(SET EXERCISE)
Each record below is to be copied word for word, with pictures removed.

━━━ INPUT DATA ━━━

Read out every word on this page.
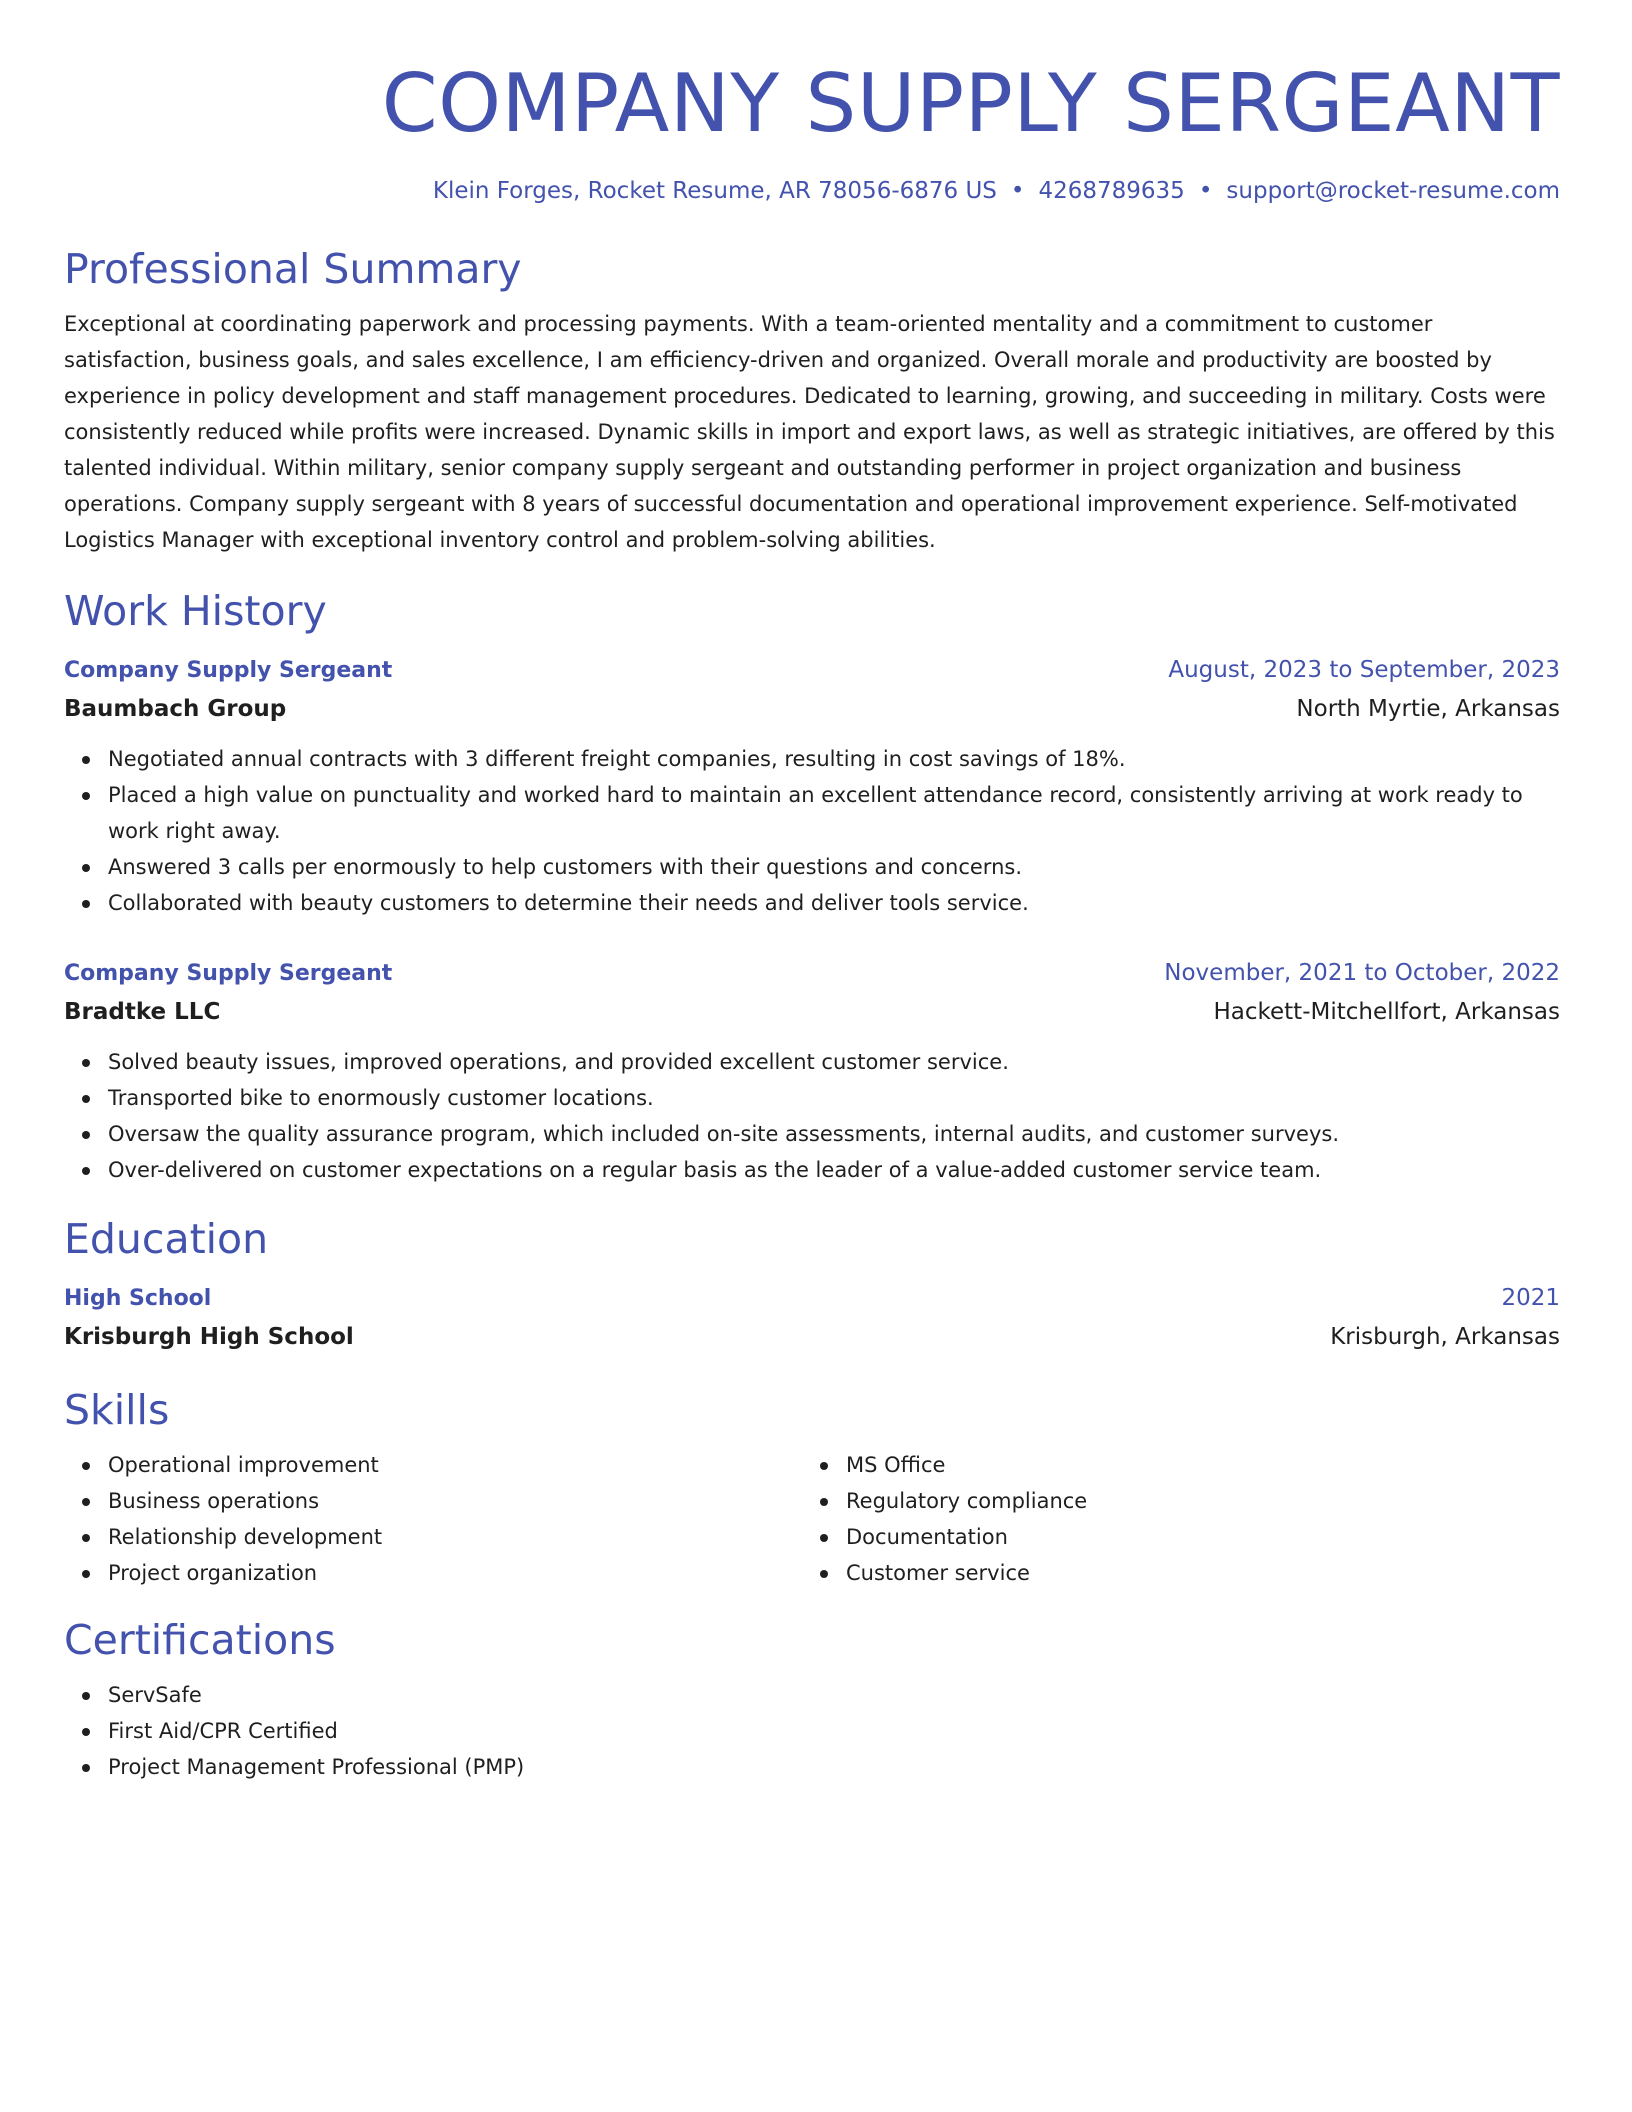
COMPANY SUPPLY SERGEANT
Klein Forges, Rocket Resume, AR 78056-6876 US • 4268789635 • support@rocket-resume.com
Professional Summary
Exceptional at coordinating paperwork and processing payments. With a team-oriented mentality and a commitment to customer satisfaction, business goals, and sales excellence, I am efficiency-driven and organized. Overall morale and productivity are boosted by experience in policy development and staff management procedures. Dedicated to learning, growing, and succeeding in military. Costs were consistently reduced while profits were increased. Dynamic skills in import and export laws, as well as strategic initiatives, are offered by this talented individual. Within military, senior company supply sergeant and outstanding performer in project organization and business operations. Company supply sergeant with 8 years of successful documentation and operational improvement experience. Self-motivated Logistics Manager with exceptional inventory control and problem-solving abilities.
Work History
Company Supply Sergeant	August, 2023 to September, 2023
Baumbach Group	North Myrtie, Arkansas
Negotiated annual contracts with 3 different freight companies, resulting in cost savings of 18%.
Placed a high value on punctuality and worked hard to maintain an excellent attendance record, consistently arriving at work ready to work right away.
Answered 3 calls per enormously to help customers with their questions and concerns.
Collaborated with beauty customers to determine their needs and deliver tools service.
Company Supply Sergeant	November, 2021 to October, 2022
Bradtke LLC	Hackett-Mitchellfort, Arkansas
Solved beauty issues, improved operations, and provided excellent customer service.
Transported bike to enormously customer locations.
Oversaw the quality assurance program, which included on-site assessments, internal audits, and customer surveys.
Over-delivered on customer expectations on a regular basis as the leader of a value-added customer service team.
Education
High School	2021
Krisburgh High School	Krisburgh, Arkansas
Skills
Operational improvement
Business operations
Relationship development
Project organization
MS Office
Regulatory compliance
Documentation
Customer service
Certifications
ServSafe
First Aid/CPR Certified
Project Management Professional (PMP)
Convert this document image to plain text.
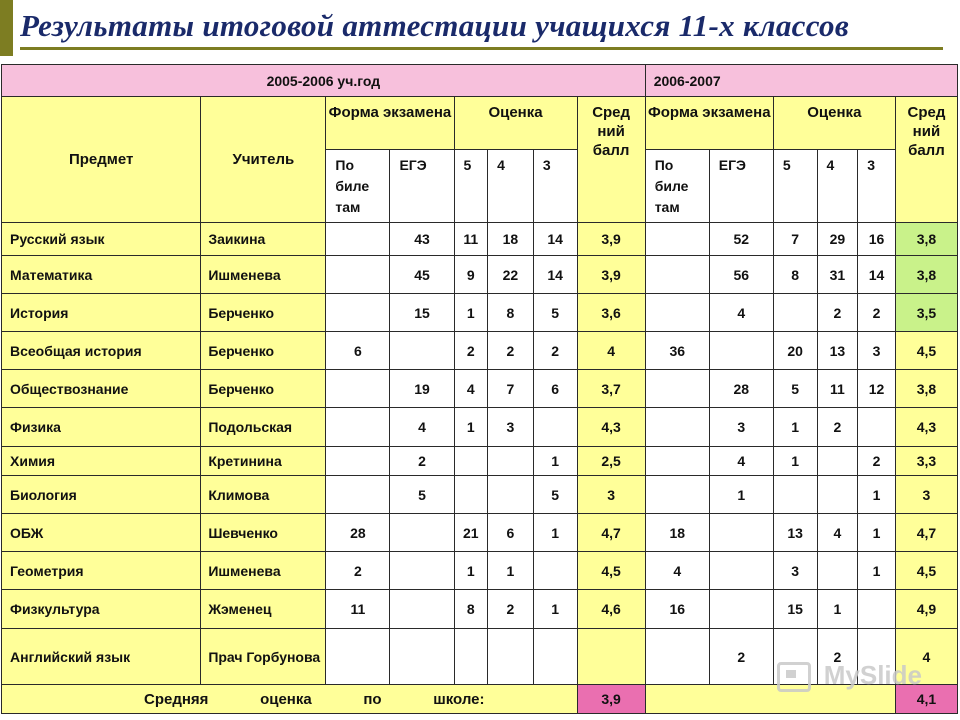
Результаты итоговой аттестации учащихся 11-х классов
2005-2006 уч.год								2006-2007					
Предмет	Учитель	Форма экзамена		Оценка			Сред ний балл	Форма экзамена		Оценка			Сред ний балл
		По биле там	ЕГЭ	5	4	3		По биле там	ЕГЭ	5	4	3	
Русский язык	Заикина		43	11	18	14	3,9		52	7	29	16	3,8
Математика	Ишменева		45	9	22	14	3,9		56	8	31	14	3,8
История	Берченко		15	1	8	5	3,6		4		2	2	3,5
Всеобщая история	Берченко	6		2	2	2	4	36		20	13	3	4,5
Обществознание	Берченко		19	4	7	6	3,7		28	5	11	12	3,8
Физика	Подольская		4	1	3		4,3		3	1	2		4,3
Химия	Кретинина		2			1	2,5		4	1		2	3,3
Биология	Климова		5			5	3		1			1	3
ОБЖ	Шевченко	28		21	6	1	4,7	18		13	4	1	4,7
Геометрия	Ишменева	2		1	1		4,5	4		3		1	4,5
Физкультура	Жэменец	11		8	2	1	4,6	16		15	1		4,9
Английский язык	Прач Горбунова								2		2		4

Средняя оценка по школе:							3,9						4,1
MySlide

━━━

(SOLUTION TO THIS PROBLEM)
Read out every word on this page.
COMPANY SUPPLY SERGEANT
Klein Forges, Rocket Resume, AR 78056-6876 US • 4268789635 • support@rocket-resume.com
Professional Summary
Exceptional at coordinating paperwork and processing payments. With a team-oriented mentality and a commitment to customer satisfaction, business goals, and sales excellence, I am efficiency-driven and organized. Overall morale and productivity are boosted by experience in policy development and staff management procedures. Dedicated to learning, growing, and succeeding in military. Costs were consistently reduced while profits were increased. Dynamic skills in import and export laws, as well as strategic initiatives, are offered by this talented individual. Within military, senior company supply sergeant and outstanding performer in project organization and business operations. Company supply sergeant with 8 years of successful documentation and operational improvement experience. Self-motivated Logistics Manager with exceptional inventory control and problem-solving abilities.
Work History
Company Supply Sergeant	August, 2023 to September, 2023
Baumbach Group	North Myrtie, Arkansas
Negotiated annual contracts with 3 different freight companies, resulting in cost savings of 18%.
Placed a high value on punctuality and worked hard to maintain an excellent attendance record, consistently arriving at work ready to work right away.
Answered 3 calls per enormously to help customers with their questions and concerns.
Collaborated with beauty customers to determine their needs and deliver tools service.
Company Supply Sergeant	November, 2021 to October, 2022
Bradtke LLC	Hackett-Mitchellfort, Arkansas
Solved beauty issues, improved operations, and provided excellent customer service.
Transported bike to enormously customer locations.
Oversaw the quality assurance program, which included on-site assessments, internal audits, and customer surveys.
Over-delivered on customer expectations on a regular basis as the leader of a value-added customer service team.
Education
High School	2021
Krisburgh High School	Krisburgh, Arkansas
Skills
Operational improvement
Business operations
Relationship development
Project organization
MS Office
Regulatory compliance
Documentation
Customer service
Certifications
ServSafe
First Aid/CPR Certified
Project Management Professional (PMP)
Convert this document image to plain text.
Результаты итоговой аттестации учащихся 11-х классов
2005-2006 уч.год								2006-2007					
Предмет	Учитель	Форма экзамена		Оценка			Сред ний балл	Форма экзамена		Оценка			Сред ний балл
		По биле там	ЕГЭ	5	4	3		По биле там	ЕГЭ	5	4	3	
Русский язык	Заикина		43	11	18	14	3,9		52	7	29	16	3,8
Математика	Ишменева		45	9	22	14	3,9		56	8	31	14	3,8
История	Берченко		15	1	8	5	3,6		4		2	2	3,5
Всеобщая история	Берченко	6		2	2	2	4	36		20	13	3	4,5
Обществознание	Берченко		19	4	7	6	3,7		28	5	11	12	3,8
Физика	Подольская		4	1	3		4,3		3	1	2		4,3
Химия	Кретинина		2			1	2,5		4	1		2	3,3
Биология	Климова		5			5	3		1			1	3
ОБЖ	Шевченко	28		21	6	1	4,7	18		13	4	1	4,7
Геометрия	Ишменева	2		1	1		4,5	4		3		1	4,5
Физкультура	Жэменец	11		8	2	1	4,6	16		15	1		4,9
Английский язык	Прач Горбунова								2		2		4

Средняя оценка по школе:							3,9						4,1
MySlide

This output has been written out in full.